Filter this data down to the lines that hold "службы", and copy them.

Stored records

________________________

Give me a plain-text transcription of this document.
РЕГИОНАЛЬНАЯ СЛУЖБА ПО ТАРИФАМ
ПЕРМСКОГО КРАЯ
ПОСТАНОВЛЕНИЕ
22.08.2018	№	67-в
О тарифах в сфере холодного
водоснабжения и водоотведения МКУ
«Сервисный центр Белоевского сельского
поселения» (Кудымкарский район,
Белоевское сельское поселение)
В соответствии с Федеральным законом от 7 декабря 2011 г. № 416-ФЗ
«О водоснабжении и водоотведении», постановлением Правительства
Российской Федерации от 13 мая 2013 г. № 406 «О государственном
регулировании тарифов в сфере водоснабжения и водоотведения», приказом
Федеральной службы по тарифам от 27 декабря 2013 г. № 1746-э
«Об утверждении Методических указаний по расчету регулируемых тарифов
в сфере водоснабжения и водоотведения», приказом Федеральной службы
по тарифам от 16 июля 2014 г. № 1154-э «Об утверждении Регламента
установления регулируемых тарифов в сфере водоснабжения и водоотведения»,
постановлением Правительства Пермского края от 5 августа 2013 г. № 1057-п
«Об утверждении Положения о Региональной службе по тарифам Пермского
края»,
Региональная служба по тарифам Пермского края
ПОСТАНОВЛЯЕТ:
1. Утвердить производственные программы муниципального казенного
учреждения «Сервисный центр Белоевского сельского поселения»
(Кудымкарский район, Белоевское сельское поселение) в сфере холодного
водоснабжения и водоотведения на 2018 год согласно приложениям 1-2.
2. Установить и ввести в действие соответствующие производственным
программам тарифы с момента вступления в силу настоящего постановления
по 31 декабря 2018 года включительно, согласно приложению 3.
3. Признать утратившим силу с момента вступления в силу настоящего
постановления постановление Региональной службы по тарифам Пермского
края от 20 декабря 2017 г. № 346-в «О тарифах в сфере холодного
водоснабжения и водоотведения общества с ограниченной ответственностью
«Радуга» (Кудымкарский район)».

________________________

Result for this task —
Федеральной службы по тарифам от 27 декабря 2013 г. № 1746-э
в сфере водоснабжения и водоотведения», приказом Федеральной службы
постановления постановление Региональной службы по тарифам Пермского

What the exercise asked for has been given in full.